EXTRACT TO READ →
(begin)

Possible Business Architecture to Data Vault map for attaining a financial contract with a bank.

A binding agreement (or contract) is what guarantees a unit of work. Each business object can exist on its own except for the binding business object that brings the other business objects together. An agreement will have a unique identifier (like the other business objects) and be based off pre-existing templates and business processes that collectively are known as the Value Stream because the outcome is Business Value. Multiple Business Units will participate in a Value Stream. Note that link tables were not included in the diagram above; hubs can be industry standardized but the capture of link tables reflect the business processes automated by source systems; there will likely be similar patterns within and across industries but no hard defined links that every business rule automation engine will match exactly.

For a deeper discussion on Data Vault please visit the articles listed below.

New to Data Vault:

• Learning Data Vault is Like Learning How to Make Beer! See: bit.ly/2ZYGpJP

• Data Vault Elevator Pitch, see: bit.ly/2RyoRjv

• Data Vault Recipes, see: bit.ly/3o4koB6

• Say NO to Refactoring Data Models! See: bit.ly/3tPI66B

• Advantage Data Vault 2.0, see: bit.ly/2ZZlLcv

Raw and Business Vault as the base to Information Marts

Modelling techniques refer to these articles

• Decided to build your own Data Vault automation tool? See: bit.ly/3bRlV7U

• You might be doing #datavault Wrong! See: bit.ly/2V32eFu

• Data Vault PIT Flow Manifold, see: bit.ly/3iEkBJC

• Data Vault Mysteries… Business Vault, see: bit.ly/3BUt81s

• Data Vault Mysteries… Zero Keys & Ghost Records, see: bit.ly/3vjTXdg

• Data Vault Mysteries… Effectivity Satellite and Driver Key, see: bit.ly/3oS4k70

• A Rose by any other name… Wait.. is it still the same Rose? See: bit.ly/3xlFK0s

• Data Vault has a new Hero, see: bit.ly/3y4mUdV

• Building Data Vault modelling capability through the Mob, see: bit.ly/3zgP7OP

Measuring and monitoring

• Data Vault Test Automation, see: bit.ly/3dUHPIS

• Data Vault Dashboard Monitoring, see bit.ly/3BjSg1F

Finally, a deep dive into various modelling scenarios, sample code and automation patterns refer to the Guru.

• The Data Vault Guru: a pragmatic guide on building a data vault, see: bit.ly/3tXoyNK

What I want to highlight about the Data Vault as a methodology is this: Agile, Adaptive, Audit, Automation, Autonomous.

(end)

GIVEN EXERCISE 1 →
According to the Data Vault passage, why were link tables left out of the diagram? Answer in one to three sentences.
The rows below come from a different source than the Data Vault passage.

RECORDS FOR THIS TASK →
(begin)

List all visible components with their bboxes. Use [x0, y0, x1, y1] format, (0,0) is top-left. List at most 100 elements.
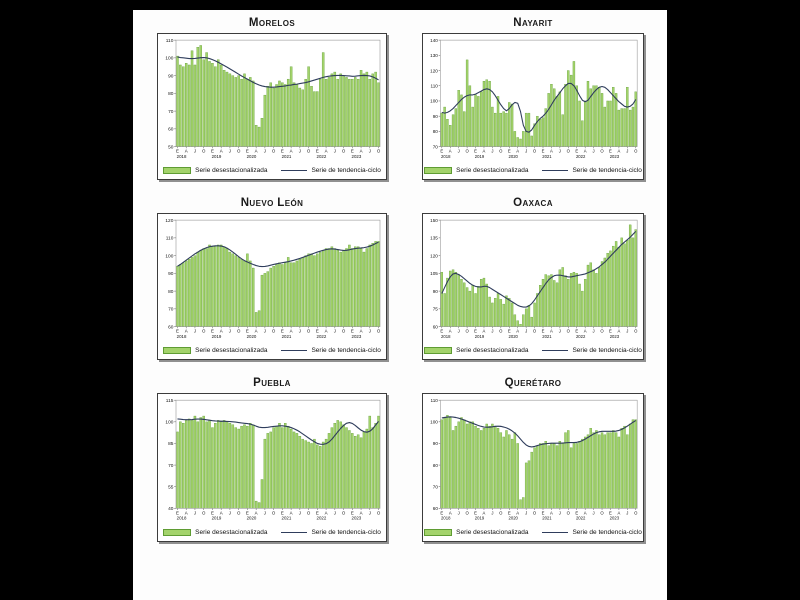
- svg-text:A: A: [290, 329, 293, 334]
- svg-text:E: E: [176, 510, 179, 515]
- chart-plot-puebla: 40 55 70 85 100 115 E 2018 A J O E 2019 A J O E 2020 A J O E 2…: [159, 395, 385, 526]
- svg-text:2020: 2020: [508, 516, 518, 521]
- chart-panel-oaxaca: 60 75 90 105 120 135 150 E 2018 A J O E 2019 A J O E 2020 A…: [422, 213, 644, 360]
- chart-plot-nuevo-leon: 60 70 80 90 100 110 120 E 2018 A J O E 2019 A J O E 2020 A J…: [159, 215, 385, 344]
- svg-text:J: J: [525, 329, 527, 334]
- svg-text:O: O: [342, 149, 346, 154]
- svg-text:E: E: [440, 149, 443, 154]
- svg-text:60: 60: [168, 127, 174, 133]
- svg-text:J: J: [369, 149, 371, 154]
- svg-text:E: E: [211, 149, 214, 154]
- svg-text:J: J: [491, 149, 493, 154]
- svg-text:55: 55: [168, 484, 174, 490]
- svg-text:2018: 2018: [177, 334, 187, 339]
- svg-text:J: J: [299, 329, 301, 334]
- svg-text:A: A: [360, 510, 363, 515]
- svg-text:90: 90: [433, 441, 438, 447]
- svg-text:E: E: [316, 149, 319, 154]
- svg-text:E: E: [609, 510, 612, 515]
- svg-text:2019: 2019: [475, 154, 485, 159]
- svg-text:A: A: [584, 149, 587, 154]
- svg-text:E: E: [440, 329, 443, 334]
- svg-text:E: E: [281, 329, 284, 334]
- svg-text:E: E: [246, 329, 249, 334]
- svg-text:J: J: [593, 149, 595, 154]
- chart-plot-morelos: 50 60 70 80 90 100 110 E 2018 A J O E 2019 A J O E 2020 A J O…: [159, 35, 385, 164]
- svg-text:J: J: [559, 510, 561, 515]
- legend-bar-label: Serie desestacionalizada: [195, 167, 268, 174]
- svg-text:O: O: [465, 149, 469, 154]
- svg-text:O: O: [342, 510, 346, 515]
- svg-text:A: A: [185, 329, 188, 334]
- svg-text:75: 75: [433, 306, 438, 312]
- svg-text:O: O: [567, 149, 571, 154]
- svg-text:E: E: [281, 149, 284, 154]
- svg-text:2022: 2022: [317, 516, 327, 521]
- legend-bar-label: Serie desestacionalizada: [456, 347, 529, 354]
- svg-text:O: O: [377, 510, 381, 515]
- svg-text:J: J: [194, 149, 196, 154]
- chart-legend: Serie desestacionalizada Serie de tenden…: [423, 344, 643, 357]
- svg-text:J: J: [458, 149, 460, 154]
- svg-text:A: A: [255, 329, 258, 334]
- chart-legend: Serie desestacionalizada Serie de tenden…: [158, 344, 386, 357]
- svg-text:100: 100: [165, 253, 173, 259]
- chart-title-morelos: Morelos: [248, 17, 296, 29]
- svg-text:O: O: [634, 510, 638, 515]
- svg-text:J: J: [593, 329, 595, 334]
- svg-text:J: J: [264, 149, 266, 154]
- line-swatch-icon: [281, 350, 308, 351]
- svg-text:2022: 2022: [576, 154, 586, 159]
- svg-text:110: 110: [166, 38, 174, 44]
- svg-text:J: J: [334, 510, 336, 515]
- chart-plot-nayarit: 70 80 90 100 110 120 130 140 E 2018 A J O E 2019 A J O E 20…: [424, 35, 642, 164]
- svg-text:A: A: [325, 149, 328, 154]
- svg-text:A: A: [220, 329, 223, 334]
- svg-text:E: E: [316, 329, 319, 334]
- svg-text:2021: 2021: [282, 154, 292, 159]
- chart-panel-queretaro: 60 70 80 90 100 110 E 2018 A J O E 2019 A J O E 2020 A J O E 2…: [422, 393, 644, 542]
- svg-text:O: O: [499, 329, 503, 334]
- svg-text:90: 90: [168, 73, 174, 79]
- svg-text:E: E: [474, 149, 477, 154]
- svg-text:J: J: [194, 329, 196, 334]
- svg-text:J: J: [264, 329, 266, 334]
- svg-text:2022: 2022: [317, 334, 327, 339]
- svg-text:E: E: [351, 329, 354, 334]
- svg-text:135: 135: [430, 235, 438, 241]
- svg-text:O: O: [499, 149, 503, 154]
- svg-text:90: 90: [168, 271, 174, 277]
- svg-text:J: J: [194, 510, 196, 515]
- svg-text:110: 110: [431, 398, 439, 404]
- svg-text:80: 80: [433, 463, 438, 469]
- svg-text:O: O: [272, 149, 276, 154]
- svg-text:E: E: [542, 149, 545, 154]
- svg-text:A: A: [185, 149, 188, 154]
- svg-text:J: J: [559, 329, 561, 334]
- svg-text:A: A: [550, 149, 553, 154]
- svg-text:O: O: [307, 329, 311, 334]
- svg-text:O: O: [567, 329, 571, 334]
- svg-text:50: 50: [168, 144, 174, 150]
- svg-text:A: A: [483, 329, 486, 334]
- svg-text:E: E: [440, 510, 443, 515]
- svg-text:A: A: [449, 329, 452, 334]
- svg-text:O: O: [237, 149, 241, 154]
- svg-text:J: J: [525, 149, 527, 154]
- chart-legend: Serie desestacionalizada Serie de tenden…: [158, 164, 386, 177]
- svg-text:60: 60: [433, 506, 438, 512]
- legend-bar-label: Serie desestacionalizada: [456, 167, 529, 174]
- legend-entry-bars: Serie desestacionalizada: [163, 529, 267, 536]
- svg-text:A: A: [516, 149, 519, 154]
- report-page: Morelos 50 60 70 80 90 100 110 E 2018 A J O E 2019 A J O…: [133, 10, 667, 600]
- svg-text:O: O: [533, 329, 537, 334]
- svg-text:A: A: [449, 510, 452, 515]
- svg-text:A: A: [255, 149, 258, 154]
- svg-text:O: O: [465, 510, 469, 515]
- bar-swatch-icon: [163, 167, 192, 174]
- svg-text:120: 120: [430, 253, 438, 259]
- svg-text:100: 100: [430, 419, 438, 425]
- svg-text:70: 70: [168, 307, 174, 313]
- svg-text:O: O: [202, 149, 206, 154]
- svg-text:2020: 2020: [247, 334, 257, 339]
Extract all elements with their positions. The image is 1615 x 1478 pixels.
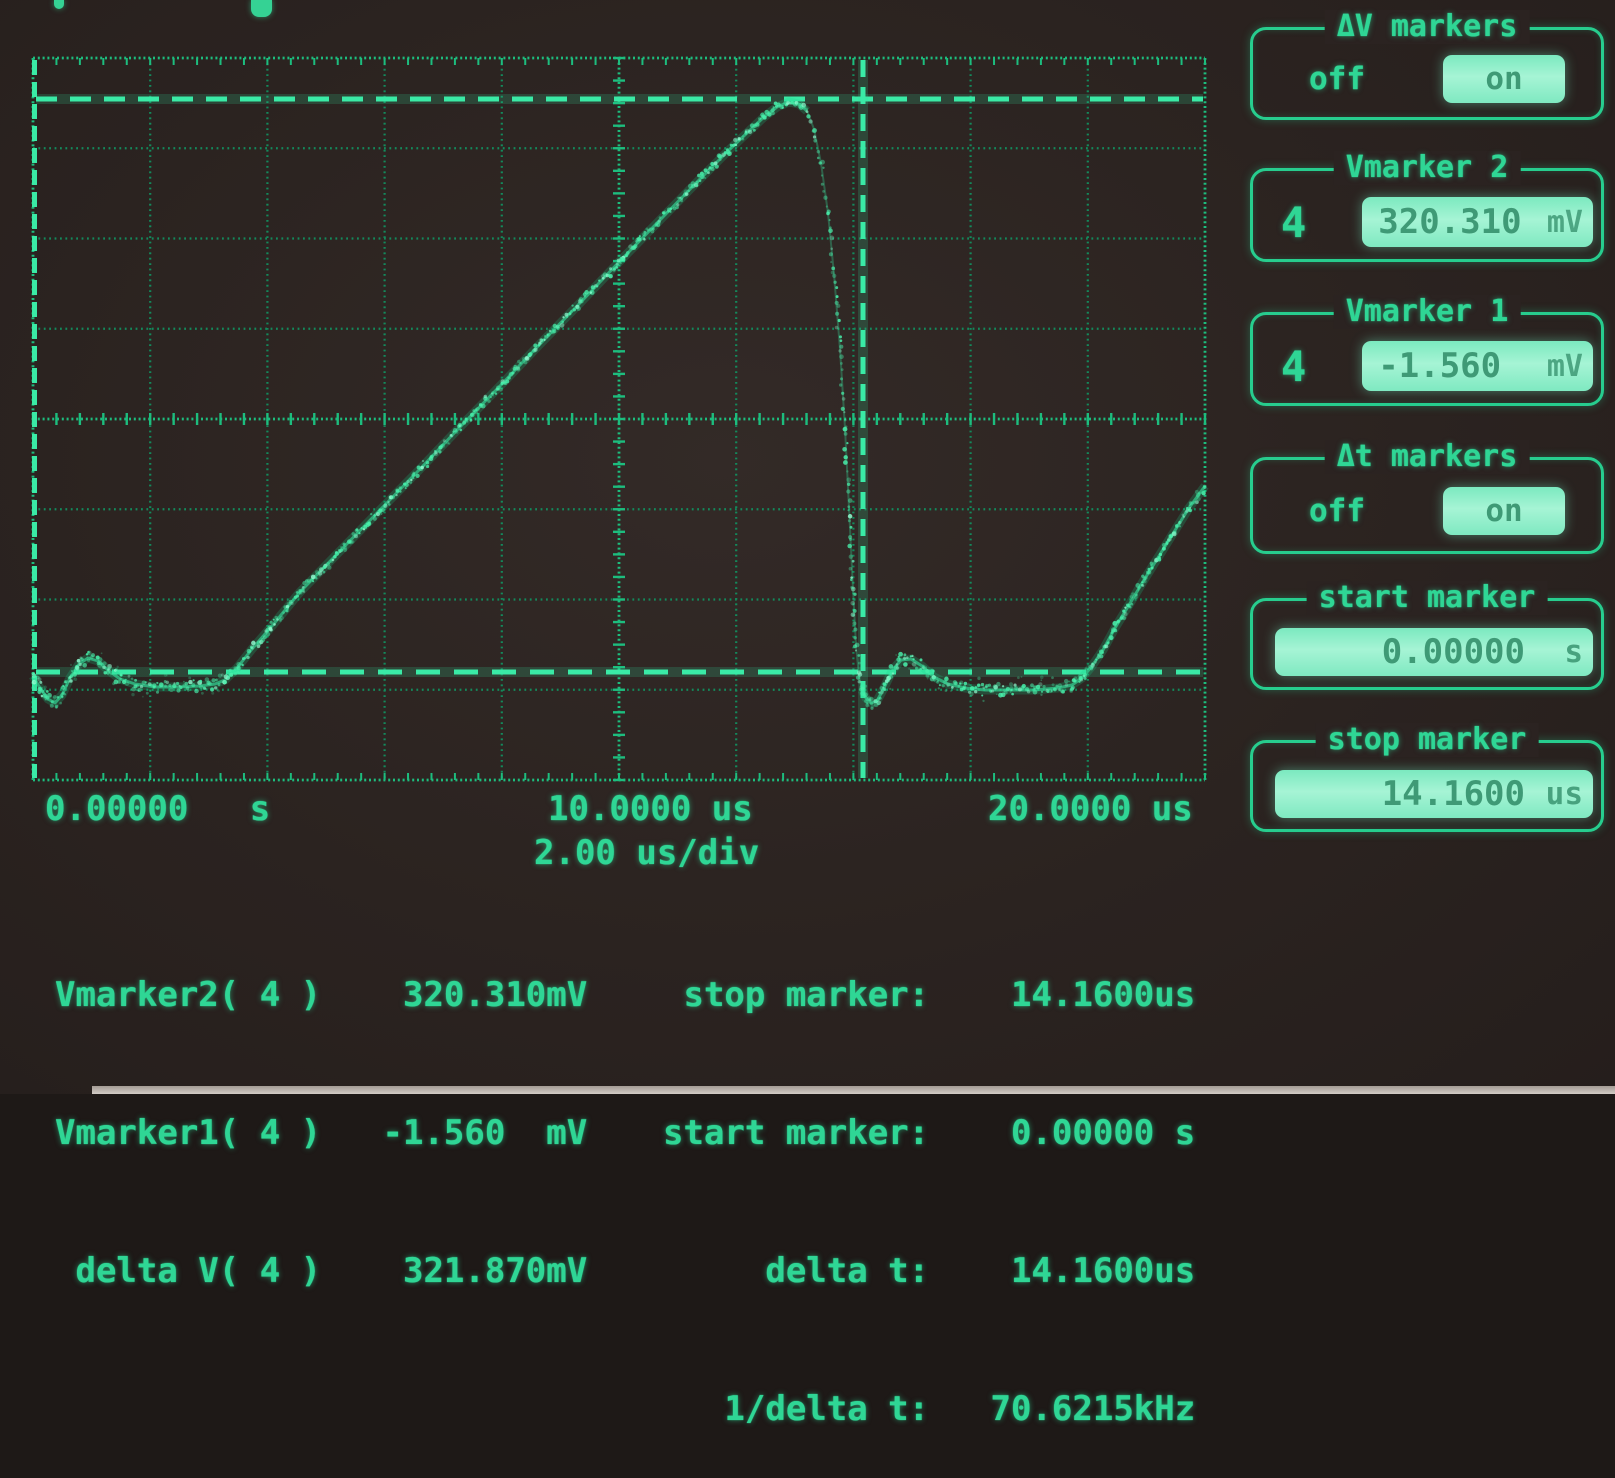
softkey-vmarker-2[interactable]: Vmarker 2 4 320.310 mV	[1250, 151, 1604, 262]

(end)

GIVEN EXERCISE 2 →
Rewrite the rows from the one containing "- svg-text:A: A: [290, 329, 293, 334]" through the one containing "- svg-text:E: E: [440, 149, 443, 154]", both included, with "svg-text" changed to "text-node" and nothing else altered.

FINISHED ANSWER 1 →
Hubs can be standardized across an industry, but link tables capture the business processes that source systems automate. Similar patterns may show up within and across industries, but there are no firmly defined links that every business rule automation engine will match exactly.

FINISHED ANSWER 2 →
- text-node:A: A: [290, 329, 293, 334]
- text-node:E: E: [176, 510, 179, 515]
- chart-plot-puebla: 40 55 70 85 100 115 E 2018 A J O E 2019 A J O E 2020 A J O E 2…: [159, 395, 385, 526]
- text-node:2020: 2020: [508, 516, 518, 521]
- chart-panel-oaxaca: 60 75 90 105 120 135 150 E 2018 A J O E 2019 A J O E 2020 A…: [422, 213, 644, 360]
- chart-plot-nuevo-leon: 60 70 80 90 100 110 120 E 2018 A J O E 2019 A J O E 2020 A J…: [159, 215, 385, 344]
- text-node:J: J: [525, 329, 527, 334]
- text-node:O: O: [342, 149, 346, 154]
- text-node:E: E: [440, 149, 443, 154]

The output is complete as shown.